Entries from a dataset ▸
☆ ☆ ☆ ☆ ☆

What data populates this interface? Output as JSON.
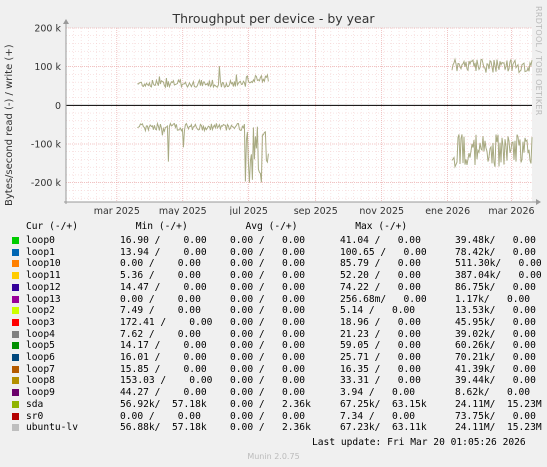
{
  "chart_data": {
    "type": "line",
    "title": "Throughput per device - by year",
    "ylabel": "Bytes/second read (-) / write (+)",
    "ylim": [
      -250000,
      200000
    ],
    "y_ticks": [
      "200 k",
      "100 k",
      "0",
      "-100 k",
      "-200 k"
    ],
    "y_tick_values": [
      200000,
      100000,
      0,
      -100000,
      -200000
    ],
    "x_ticks": [
      "mar 2025",
      "may 2025",
      "jul 2025",
      "sep 2025",
      "nov 2025",
      "ene 2026",
      "mar 2026"
    ],
    "grid": true,
    "series": [
      {
        "name": "sda",
        "color": "#A8AA82",
        "segments": [
          {
            "start": "2025-03-20",
            "end": "2025-07-20",
            "write_level": 55000,
            "read_level": -55000,
            "spike_write": 110000,
            "spike_read": -200000
          },
          {
            "start": "2026-01-05",
            "end": "2026-03-20",
            "write_level": 95000,
            "read_level": -75000,
            "spike_write": 130000,
            "spike_read": -160000
          }
        ]
      }
    ]
  },
  "legend_header": "Cur (-/+)          Min (-/+)          Avg (-/+)          Max (-/+)",
  "legend": [
    {
      "name": "loop0",
      "color": "#00CC00",
      "cur": "16.90 /    0.00",
      "min": "0.00 /   0.00",
      "avg": "41.04 /   0.00",
      "max": "39.48k/   0.00"
    },
    {
      "name": "loop1",
      "color": "#0066B3",
      "cur": "13.94 /    0.00",
      "min": "0.00 /   0.00",
      "avg": "100.65 /   0.00",
      "max": "78.42k/   0.00"
    },
    {
      "name": "loop10",
      "color": "#FF8000",
      "cur": "0.00 /    0.00",
      "min": "0.00 /   0.00",
      "avg": "85.79 /   0.00",
      "max": "511.30k/   0.00"
    },
    {
      "name": "loop11",
      "color": "#FFCC00",
      "cur": "5.36 /    0.00",
      "min": "0.00 /   0.00",
      "avg": "52.20 /   0.00",
      "max": "387.04k/   0.00"
    },
    {
      "name": "loop12",
      "color": "#330099",
      "cur": "14.47 /    0.00",
      "min": "0.00 /   0.00",
      "avg": "74.22 /   0.00",
      "max": "86.75k/   0.00"
    },
    {
      "name": "loop13",
      "color": "#990099",
      "cur": "0.00 /    0.00",
      "min": "0.00 /   0.00",
      "avg": "256.68m/   0.00",
      "max": "1.17k/   0.00"
    },
    {
      "name": "loop2",
      "color": "#CCFF00",
      "cur": "7.49 /    0.00",
      "min": "0.00 /   0.00",
      "avg": "5.14 /   0.00",
      "max": "13.53k/   0.00"
    },
    {
      "name": "loop3",
      "color": "#FF0000",
      "cur": "172.41 /    0.00",
      "min": "0.00 /   0.00",
      "avg": "18.96 /   0.00",
      "max": "45.95k/   0.00"
    },
    {
      "name": "loop4",
      "color": "#808080",
      "cur": "7.62 /    0.00",
      "min": "0.00 /   0.00",
      "avg": "21.23 /   0.00",
      "max": "39.02k/   0.00"
    },
    {
      "name": "loop5",
      "color": "#008F00",
      "cur": "14.17 /    0.00",
      "min": "0.00 /   0.00",
      "avg": "59.05 /   0.00",
      "max": "60.26k/   0.00"
    },
    {
      "name": "loop6",
      "color": "#00487D",
      "cur": "16.01 /    0.00",
      "min": "0.00 /   0.00",
      "avg": "25.71 /   0.00",
      "max": "70.21k/   0.00"
    },
    {
      "name": "loop7",
      "color": "#B35A00",
      "cur": "15.85 /    0.00",
      "min": "0.00 /   0.00",
      "avg": "16.35 /   0.00",
      "max": "41.39k/   0.00"
    },
    {
      "name": "loop8",
      "color": "#B38F00",
      "cur": "153.03 /    0.00",
      "min": "0.00 /   0.00",
      "avg": "33.31 /   0.00",
      "max": "39.44k/   0.00"
    },
    {
      "name": "loop9",
      "color": "#6B006B",
      "cur": "44.27 /    0.00",
      "min": "0.00 /   0.00",
      "avg": "3.94 /   0.00",
      "max": "8.62k/   0.00"
    },
    {
      "name": "sda",
      "color": "#8FB300",
      "cur": "56.92k/  57.18k",
      "min": "0.00 /   2.36k",
      "avg": "67.25k/  63.15k",
      "max": "24.11M/  15.23M"
    },
    {
      "name": "sr0",
      "color": "#B30000",
      "cur": "0.00 /    0.00",
      "min": "0.00 /   0.00",
      "avg": "7.34 /   0.00",
      "max": "73.75k/   0.00"
    },
    {
      "name": "ubuntu-lv",
      "color": "#BEBEBE",
      "cur": "56.88k/  57.18k",
      "min": "0.00 /   2.36k",
      "avg": "67.23k/  63.11k",
      "max": "24.11M/  15.23M"
    }
  ],
  "last_update": "Last update: Fri Mar 20 01:05:26 2026",
  "watermark": "RRDTOOL / TOBI OETIKER",
  "footer": "Munin 2.0.75"
}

☆ ☆ ☆ ☆ ☆

Exercise instructions ▸
Without including any pictures, please restate all the records exactly.

Written solution ▸
What data populates this interface? Output as JSON.
{
  "chart_data": {
    "type": "line",
    "title": "Throughput per device - by year",
    "ylabel": "Bytes/second read (-) / write (+)",
    "ylim": [
      -250000,
      200000
    ],
    "y_ticks": [
      "200 k",
      "100 k",
      "0",
      "-100 k",
      "-200 k"
    ],
    "y_tick_values": [
      200000,
      100000,
      0,
      -100000,
      -200000
    ],
    "x_ticks": [
      "mar 2025",
      "may 2025",
      "jul 2025",
      "sep 2025",
      "nov 2025",
      "ene 2026",
      "mar 2026"
    ],
    "grid": true,
    "series": [
      {
        "name": "sda",
        "color": "#A8AA82",
        "segments": [
          {
            "start": "2025-03-20",
            "end": "2025-07-20",
            "write_level": 55000,
            "read_level": -55000,
            "spike_write": 110000,
            "spike_read": -200000
          },
          {
            "start": "2026-01-05",
            "end": "2026-03-20",
            "write_level": 95000,
            "read_level": -75000,
            "spike_write": 130000,
            "spike_read": -160000
          }
        ]
      }
    ]
  },
  "legend_header": "Cur (-/+)          Min (-/+)          Avg (-/+)          Max (-/+)",
  "legend": [
    {
      "name": "loop0",
      "color": "#00CC00",
      "cur": "16.90 /    0.00",
      "min": "0.00 /   0.00",
      "avg": "41.04 /   0.00",
      "max": "39.48k/   0.00"
    },
    {
      "name": "loop1",
      "color": "#0066B3",
      "cur": "13.94 /    0.00",
      "min": "0.00 /   0.00",
      "avg": "100.65 /   0.00",
      "max": "78.42k/   0.00"
    },
    {
      "name": "loop10",
      "color": "#FF8000",
      "cur": "0.00 /    0.00",
      "min": "0.00 /   0.00",
      "avg": "85.79 /   0.00",
      "max": "511.30k/   0.00"
    },
    {
      "name": "loop11",
      "color": "#FFCC00",
      "cur": "5.36 /    0.00",
      "min": "0.00 /   0.00",
      "avg": "52.20 /   0.00",
      "max": "387.04k/   0.00"
    },
    {
      "name": "loop12",
      "color": "#330099",
      "cur": "14.47 /    0.00",
      "min": "0.00 /   0.00",
      "avg": "74.22 /   0.00",
      "max": "86.75k/   0.00"
    },
    {
      "name": "loop13",
      "color": "#990099",
      "cur": "0.00 /    0.00",
      "min": "0.00 /   0.00",
      "avg": "256.68m/   0.00",
      "max": "1.17k/   0.00"
    },
    {
      "name": "loop2",
      "color": "#CCFF00",
      "cur": "7.49 /    0.00",
      "min": "0.00 /   0.00",
      "avg": "5.14 /   0.00",
      "max": "13.53k/   0.00"
    },
    {
      "name": "loop3",
      "color": "#FF0000",
      "cur": "172.41 /    0.00",
      "min": "0.00 /   0.00",
      "avg": "18.96 /   0.00",
      "max": "45.95k/   0.00"
    },
    {
      "name": "loop4",
      "color": "#808080",
      "cur": "7.62 /    0.00",
      "min": "0.00 /   0.00",
      "avg": "21.23 /   0.00",
      "max": "39.02k/   0.00"
    },
    {
      "name": "loop5",
      "color": "#008F00",
      "cur": "14.17 /    0.00",
      "min": "0.00 /   0.00",
      "avg": "59.05 /   0.00",
      "max": "60.26k/   0.00"
    },
    {
      "name": "loop6",
      "color": "#00487D",
      "cur": "16.01 /    0.00",
      "min": "0.00 /   0.00",
      "avg": "25.71 /   0.00",
      "max": "70.21k/   0.00"
    },
    {
      "name": "loop7",
      "color": "#B35A00",
      "cur": "15.85 /    0.00",
      "min": "0.00 /   0.00",
      "avg": "16.35 /   0.00",
      "max": "41.39k/   0.00"
    },
    {
      "name": "loop8",
      "color": "#B38F00",
      "cur": "153.03 /    0.00",
      "min": "0.00 /   0.00",
      "avg": "33.31 /   0.00",
      "max": "39.44k/   0.00"
    },
    {
      "name": "loop9",
      "color": "#6B006B",
      "cur": "44.27 /    0.00",
      "min": "0.00 /   0.00",
      "avg": "3.94 /   0.00",
      "max": "8.62k/   0.00"
    },
    {
      "name": "sda",
      "color": "#8FB300",
      "cur": "56.92k/  57.18k",
      "min": "0.00 /   2.36k",
      "avg": "67.25k/  63.15k",
      "max": "24.11M/  15.23M"
    },
    {
      "name": "sr0",
      "color": "#B30000",
      "cur": "0.00 /    0.00",
      "min": "0.00 /   0.00",
      "avg": "7.34 /   0.00",
      "max": "73.75k/   0.00"
    },
    {
      "name": "ubuntu-lv",
      "color": "#BEBEBE",
      "cur": "56.88k/  57.18k",
      "min": "0.00 /   2.36k",
      "avg": "67.23k/  63.11k",
      "max": "24.11M/  15.23M"
    }
  ],
  "last_update": "Last update: Fri Mar 20 01:05:26 2026",
  "watermark": "RRDTOOL / TOBI OETIKER",
  "footer": "Munin 2.0.75"
}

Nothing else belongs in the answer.